- Trecho do texto:
_ _ _ _ _ _ _

TROPEIROS E CAMINHOS DO BENI PARA O ACRE
Alceu Ranzi*
No final do mês
de agosto de 2021, quando estive em Rio Branco, tive a oportunidade de
entrevistar dois acreanos que testemunharam ou acompanharam as tropas de gado
originadas dos campos do Beni, na Bolívia, a caminho do Acre, em especial Rio
Branco.
Conversei
primeiro com o Sr. Paulo da Silva Maia, nascido em 1931, e morador do Segundo
Distrito, onde vive até hoje. Paulo Maia sempre lidou com gado, foi um antigo
tropeiro e acompanhou em diversas oportunidades tropas de gado dos campos de
Santa Ana del Yacuma, na Bolívia, para o Acre.
Segundo ele, as
tropas de gado com 300 ou 400 cabeças eram divididas em grupos menores,
acompanhadas por tropeiros bolivianos a pé. Não se usavam cavalos ou mulas pela
dificuldade de andar nos varadouros.
O segundo
entrevistado foi o Sr. Clóvis Alves de Souza, nascido em 1933, neto do Capitão
Liberalino Alves de Souza, Guarda-Livros do Cel. Plácido de Castro que se
destacou, durante a revolução acreana, no combate de Santa Rosa, nas cercanias
do rio Abunã, Bolívia.
O Sr. Clóvis
nasceu e ainda é proprietário de terras na região dos antigos “Campo Esperança”
e “Campo Central”, nas proximidades da atual cidade de Capixaba. Segundo ele, o
Capitão Liberalino era proprietário do Seringal Gavião e casou com uma índia
parente de Benavide Benavenuto, o último Cacique dos “Apurinã do Gavião” que
também foi Pajé na aldeia do Muchanguy, situada entre o Gavião e o “Campo
Lindo”, no atual município de Capixaba.
O gado trazido
dos campos do Beni, depois de caminhar durante 30 a 40 dias, chegava ao Acre em
péssimas condições. A recuperação e engorda, antes do abate, ocorria nas
pastagens naturais do Campo Esperança e Campo Central, na região das cabeceiras
do rio Iquiri, e nos pastos de Newtel Maia e na planície do rio Acre no atual
Bairro da Cidade Nova, em Rio Branco.
Tanto o Sr.
Paulo Maia como o Sr. Clóvis Alves de Souza, amigos e contemporâneos, falaram
da importância do comércio de gado da Bolívia para o Brasil nos anos em que
carne chegava ao Acre na forma de Corned Beef (enlatada) ou como Charque ou
Jabá (salgada e seca ao sol).
O transporte do
gado vindo da Bolívia se iniciava em Santa Ana del Yacuma e nos primeiros 300
km, até a localidade de Exaltación, na margem do rio Beni, o caminho
atravessava campos naturais. Daí para a frente, o gado seguia em varadouros no
interior da Floresta cruzando os rios Madre de Dios (na localidade de
Mercedes), Orton (Palestina) e Abunã (Santa Rosa).

_ _ _ _ _ _ _

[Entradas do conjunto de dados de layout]
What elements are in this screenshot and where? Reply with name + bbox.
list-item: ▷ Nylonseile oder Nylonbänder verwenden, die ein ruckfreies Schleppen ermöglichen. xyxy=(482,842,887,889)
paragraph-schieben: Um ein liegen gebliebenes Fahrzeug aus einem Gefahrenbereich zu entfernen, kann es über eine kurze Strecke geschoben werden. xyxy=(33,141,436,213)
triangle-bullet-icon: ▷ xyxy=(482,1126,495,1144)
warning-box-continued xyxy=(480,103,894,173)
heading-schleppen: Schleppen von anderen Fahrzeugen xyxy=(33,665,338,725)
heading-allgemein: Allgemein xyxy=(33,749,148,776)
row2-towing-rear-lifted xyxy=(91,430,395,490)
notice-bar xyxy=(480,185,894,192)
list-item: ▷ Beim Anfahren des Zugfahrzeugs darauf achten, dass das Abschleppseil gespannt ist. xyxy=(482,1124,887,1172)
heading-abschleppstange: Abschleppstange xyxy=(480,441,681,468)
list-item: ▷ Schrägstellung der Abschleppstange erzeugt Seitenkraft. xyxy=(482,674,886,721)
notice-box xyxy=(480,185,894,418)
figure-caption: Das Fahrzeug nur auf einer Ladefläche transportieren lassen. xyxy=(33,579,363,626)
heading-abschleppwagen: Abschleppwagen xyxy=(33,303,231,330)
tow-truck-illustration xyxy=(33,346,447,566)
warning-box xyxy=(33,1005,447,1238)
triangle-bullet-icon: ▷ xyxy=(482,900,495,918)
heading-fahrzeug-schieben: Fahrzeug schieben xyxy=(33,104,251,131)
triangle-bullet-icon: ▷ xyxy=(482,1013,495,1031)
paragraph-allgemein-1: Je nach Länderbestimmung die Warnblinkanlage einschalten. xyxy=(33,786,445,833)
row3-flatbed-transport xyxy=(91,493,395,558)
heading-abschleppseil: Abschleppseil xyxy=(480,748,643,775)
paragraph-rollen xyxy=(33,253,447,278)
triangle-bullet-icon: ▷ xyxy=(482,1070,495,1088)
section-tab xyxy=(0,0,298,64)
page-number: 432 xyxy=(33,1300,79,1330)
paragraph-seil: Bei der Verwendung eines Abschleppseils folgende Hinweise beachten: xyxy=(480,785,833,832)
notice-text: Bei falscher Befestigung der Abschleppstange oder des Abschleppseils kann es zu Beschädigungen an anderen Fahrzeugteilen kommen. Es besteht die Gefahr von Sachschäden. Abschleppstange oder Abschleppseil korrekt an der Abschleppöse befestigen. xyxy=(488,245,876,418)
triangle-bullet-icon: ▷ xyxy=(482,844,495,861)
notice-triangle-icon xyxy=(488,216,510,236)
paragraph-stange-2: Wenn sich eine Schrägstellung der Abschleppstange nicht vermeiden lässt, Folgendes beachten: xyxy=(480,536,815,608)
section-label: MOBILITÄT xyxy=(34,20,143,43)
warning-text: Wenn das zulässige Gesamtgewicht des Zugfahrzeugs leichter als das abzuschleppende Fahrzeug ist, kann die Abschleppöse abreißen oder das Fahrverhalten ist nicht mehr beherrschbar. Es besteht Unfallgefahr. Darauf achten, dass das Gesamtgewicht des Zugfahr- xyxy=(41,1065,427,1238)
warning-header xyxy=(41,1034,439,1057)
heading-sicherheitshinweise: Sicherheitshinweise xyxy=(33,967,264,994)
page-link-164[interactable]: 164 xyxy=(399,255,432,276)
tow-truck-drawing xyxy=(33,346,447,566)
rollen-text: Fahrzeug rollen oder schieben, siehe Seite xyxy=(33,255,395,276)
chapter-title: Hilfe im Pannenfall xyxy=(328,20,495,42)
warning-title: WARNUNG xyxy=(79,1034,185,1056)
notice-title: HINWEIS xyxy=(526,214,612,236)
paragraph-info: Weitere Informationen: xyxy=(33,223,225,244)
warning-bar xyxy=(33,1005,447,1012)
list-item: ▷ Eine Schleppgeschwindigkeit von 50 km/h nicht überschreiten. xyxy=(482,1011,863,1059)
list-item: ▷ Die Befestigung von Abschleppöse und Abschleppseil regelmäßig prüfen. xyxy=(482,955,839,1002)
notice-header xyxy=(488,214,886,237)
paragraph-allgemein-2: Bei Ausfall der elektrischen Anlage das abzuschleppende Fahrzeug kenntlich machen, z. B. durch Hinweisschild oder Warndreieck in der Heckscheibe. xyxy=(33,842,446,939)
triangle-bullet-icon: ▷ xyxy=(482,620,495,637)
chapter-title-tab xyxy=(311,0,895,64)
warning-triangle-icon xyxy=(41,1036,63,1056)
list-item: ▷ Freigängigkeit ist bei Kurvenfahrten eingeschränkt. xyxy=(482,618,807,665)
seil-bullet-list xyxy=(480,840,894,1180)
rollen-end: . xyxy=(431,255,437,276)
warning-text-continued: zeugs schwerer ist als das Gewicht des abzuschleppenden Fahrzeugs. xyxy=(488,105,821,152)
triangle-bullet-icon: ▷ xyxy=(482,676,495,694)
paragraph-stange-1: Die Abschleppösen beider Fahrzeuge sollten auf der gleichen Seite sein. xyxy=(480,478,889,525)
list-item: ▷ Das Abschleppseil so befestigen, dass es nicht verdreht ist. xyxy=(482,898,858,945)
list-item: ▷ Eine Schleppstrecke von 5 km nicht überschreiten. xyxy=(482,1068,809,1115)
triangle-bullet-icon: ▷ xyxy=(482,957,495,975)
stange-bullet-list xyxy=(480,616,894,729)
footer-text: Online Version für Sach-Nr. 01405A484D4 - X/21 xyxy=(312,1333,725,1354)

_ _ _ _ _ _ _

Prolongue o relato sobre as tropas de gado do Beni rumo ao Acre, começando logo após a última frase apresentada.

Conforme o mapa
“La Frontera del Norte”, de 1907, elaborado pelo Cel. Percy H. Fawcett e
publicado por Adolfo Ballivian (Chefe da Comissão Boliviana Demarcadora de
Limites com o Brasil), a partir de Palestina, no rio Orton, o varadouro seguia
quase em linha reta cruzando o rio Abunã em Santa Rosa, e, adentrando o Brasil,
passava pelo Seringal Gavião, no Campo Esperança, até chegar ao Campo Central
do Capatará. Esse é o mesmo varadouro indígena trilhado pelo Cel. Labre em 1887
(ver Ranzi & Ferreira, p. 147 e 305).
Na localidade
conhecida como quatro bocas, tinha um entroncamento
(Gavião-Capatará/Palmares-Empresa), com um ramal seguindo para o Seringal
Capatará, às margens do rio Acre, e o outro, via Missões (no eixo da atual
rodovia BR-317) ia até as pastagens de Newtel Maia em Rio Branco.
Os varadouros da
margem direita do rio Acre para os rios Xipamanu e Orton podem ser visualizados
no mapa “Bolívia-Brazil Boundary, 1911-1912” (Edwards, 2013) e o “Mapa de Vias
de Comunicacion de los Distintos Puntos de la República a Puerto Acre”, de
Meredia Villarreal (1903), publicado na p. 27 de Gumucio (2014).
Esse comércio de
gado do Beni para o Acre é antigo e foi objeto de um Decreto Supremo do governo
boliviano datado de 02 de setembro de 1912, assinado pelo Presidente Eliodoro
Villazón, que isentava de impostos e taxas o trânsito e exportação de reses do
Beni para a região do Acre “donde el consumo de carne se hace impossible para
los pobladores por su fabuloso precio”.
Ainda mais
antiga é a observação do Frei Nicolás Armentia de que “talvez se abrirá en
breve um camiño para el transporte del ganado de Mojos al Purús, donde existen
de cincuenta à sesenta mil esplotadores de goma que carecen em lo absoluto de
ese artículo tan necesário para la vida” (Armentia, 1888).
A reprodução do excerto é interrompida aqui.